WHAT NEEDS TO BE DONE =>
Take every line that has the string "Частота" and copy it out.

INFORMATION PROVIDED =>
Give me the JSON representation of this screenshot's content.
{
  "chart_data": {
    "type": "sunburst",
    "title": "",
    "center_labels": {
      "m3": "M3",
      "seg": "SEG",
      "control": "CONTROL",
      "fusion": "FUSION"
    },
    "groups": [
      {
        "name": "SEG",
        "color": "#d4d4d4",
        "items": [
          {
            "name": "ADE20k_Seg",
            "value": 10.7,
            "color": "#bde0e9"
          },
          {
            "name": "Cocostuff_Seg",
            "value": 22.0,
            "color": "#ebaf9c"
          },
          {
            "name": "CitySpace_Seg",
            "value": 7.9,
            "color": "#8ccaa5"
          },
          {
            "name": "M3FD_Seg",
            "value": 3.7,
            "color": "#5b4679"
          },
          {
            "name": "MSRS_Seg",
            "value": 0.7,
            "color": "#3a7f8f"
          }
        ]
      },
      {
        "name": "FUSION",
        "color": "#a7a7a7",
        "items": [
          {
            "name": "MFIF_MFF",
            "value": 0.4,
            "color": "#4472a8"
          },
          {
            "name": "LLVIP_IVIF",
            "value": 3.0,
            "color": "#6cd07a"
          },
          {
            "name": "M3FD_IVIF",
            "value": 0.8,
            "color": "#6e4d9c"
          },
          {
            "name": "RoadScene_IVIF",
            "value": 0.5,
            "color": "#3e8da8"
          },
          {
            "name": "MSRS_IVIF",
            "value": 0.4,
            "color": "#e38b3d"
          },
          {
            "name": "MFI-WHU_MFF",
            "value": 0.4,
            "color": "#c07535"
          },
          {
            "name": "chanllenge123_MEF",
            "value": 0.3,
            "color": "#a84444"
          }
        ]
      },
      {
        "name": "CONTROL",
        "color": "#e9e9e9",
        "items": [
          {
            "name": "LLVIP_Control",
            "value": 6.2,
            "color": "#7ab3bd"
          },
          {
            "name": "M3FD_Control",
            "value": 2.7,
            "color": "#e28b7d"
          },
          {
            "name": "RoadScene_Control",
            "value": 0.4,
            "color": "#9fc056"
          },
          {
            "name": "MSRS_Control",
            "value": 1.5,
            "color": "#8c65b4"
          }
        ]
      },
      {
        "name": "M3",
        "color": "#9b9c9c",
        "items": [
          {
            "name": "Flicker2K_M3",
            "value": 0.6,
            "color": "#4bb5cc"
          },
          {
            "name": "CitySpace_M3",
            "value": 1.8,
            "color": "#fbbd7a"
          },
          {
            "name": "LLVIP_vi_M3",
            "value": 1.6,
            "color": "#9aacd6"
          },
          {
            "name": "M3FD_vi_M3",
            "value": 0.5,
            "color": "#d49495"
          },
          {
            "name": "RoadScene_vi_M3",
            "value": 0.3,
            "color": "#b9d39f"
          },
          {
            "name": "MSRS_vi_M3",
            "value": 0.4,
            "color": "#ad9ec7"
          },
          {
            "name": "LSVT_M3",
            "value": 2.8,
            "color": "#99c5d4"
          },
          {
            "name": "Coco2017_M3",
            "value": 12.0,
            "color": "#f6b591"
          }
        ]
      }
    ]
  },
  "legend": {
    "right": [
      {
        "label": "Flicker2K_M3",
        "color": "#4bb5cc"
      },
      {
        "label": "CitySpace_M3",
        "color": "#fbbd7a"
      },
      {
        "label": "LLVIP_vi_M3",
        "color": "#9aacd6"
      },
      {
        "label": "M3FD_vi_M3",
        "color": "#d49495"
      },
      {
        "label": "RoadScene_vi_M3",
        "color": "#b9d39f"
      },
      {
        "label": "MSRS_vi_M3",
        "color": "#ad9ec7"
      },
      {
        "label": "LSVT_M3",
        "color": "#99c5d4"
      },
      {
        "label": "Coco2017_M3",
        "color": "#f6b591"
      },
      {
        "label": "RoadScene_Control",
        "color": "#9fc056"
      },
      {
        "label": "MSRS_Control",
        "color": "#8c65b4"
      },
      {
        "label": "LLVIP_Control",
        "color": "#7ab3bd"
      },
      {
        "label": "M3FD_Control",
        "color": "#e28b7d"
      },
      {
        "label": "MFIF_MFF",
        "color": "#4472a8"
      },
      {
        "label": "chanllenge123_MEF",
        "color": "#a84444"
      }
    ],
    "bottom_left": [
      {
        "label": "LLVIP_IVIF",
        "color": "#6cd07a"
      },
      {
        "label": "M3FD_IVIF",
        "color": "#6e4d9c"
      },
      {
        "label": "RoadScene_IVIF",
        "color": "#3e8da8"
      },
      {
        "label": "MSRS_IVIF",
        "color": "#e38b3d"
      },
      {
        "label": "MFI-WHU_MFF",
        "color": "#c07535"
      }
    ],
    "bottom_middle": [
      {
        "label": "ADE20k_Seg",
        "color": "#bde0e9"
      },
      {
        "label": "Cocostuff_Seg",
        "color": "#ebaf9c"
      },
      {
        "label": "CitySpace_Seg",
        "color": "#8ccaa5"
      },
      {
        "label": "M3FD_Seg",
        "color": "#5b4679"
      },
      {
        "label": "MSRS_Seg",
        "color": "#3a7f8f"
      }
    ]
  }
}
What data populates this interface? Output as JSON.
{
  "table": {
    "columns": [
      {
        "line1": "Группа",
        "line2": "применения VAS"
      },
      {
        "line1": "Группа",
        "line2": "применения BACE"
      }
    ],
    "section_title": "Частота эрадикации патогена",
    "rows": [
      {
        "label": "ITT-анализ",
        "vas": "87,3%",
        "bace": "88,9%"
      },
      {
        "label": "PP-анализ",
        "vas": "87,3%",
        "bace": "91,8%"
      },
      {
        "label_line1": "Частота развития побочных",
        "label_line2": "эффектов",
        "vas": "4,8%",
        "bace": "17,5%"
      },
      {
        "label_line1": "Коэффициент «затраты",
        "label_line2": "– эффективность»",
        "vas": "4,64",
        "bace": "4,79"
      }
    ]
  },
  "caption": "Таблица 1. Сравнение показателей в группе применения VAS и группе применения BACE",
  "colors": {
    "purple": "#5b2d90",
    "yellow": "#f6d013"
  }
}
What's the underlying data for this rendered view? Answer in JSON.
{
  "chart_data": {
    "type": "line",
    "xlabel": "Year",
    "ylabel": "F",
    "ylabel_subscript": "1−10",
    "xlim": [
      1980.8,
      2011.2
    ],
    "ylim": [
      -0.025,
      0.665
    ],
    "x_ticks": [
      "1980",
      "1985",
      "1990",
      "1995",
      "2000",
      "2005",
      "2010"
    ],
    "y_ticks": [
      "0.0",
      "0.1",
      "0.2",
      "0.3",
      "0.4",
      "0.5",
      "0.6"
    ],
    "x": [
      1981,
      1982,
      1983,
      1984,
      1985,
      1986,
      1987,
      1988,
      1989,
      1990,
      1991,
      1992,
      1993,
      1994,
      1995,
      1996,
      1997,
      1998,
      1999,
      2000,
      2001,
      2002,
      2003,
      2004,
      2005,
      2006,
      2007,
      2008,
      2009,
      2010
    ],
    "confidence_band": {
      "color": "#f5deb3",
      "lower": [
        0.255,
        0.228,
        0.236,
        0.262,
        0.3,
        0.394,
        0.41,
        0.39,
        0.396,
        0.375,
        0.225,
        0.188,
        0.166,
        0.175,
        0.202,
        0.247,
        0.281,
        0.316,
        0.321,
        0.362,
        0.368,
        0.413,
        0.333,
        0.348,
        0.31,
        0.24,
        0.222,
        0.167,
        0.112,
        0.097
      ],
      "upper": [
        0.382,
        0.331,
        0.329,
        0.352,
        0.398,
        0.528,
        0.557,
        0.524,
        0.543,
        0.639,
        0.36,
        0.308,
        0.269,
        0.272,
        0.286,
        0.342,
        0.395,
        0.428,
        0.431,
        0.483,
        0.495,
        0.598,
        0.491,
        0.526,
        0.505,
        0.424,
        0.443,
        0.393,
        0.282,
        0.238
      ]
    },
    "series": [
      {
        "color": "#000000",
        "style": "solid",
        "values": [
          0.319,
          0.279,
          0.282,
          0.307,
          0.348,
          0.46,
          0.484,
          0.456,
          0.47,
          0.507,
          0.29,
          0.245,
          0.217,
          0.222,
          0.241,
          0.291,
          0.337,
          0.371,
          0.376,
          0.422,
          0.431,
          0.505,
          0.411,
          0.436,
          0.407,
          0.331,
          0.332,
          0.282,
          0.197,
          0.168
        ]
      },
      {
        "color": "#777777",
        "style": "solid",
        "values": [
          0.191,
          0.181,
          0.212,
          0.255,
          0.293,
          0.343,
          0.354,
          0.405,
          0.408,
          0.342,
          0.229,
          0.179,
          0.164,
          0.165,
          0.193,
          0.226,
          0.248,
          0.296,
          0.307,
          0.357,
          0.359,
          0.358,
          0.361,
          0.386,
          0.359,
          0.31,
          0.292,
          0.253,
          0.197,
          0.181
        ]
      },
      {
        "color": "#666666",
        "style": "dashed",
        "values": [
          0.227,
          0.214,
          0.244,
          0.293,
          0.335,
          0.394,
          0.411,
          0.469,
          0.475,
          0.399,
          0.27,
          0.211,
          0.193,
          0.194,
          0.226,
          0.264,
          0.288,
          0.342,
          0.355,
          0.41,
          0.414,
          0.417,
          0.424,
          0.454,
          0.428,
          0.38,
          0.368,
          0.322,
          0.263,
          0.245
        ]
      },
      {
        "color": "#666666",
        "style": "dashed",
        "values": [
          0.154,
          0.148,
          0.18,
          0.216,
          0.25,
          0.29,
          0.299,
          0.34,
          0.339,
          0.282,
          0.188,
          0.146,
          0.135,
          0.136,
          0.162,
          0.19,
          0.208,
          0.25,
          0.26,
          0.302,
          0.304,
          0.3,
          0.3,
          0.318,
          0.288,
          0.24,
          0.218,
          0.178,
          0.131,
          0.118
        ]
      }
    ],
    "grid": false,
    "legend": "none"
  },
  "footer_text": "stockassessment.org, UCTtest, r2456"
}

FULL ANSWER =>
    "section_title": "Частота эрадикации патогена",
        "label_line1": "Частота развития побочных",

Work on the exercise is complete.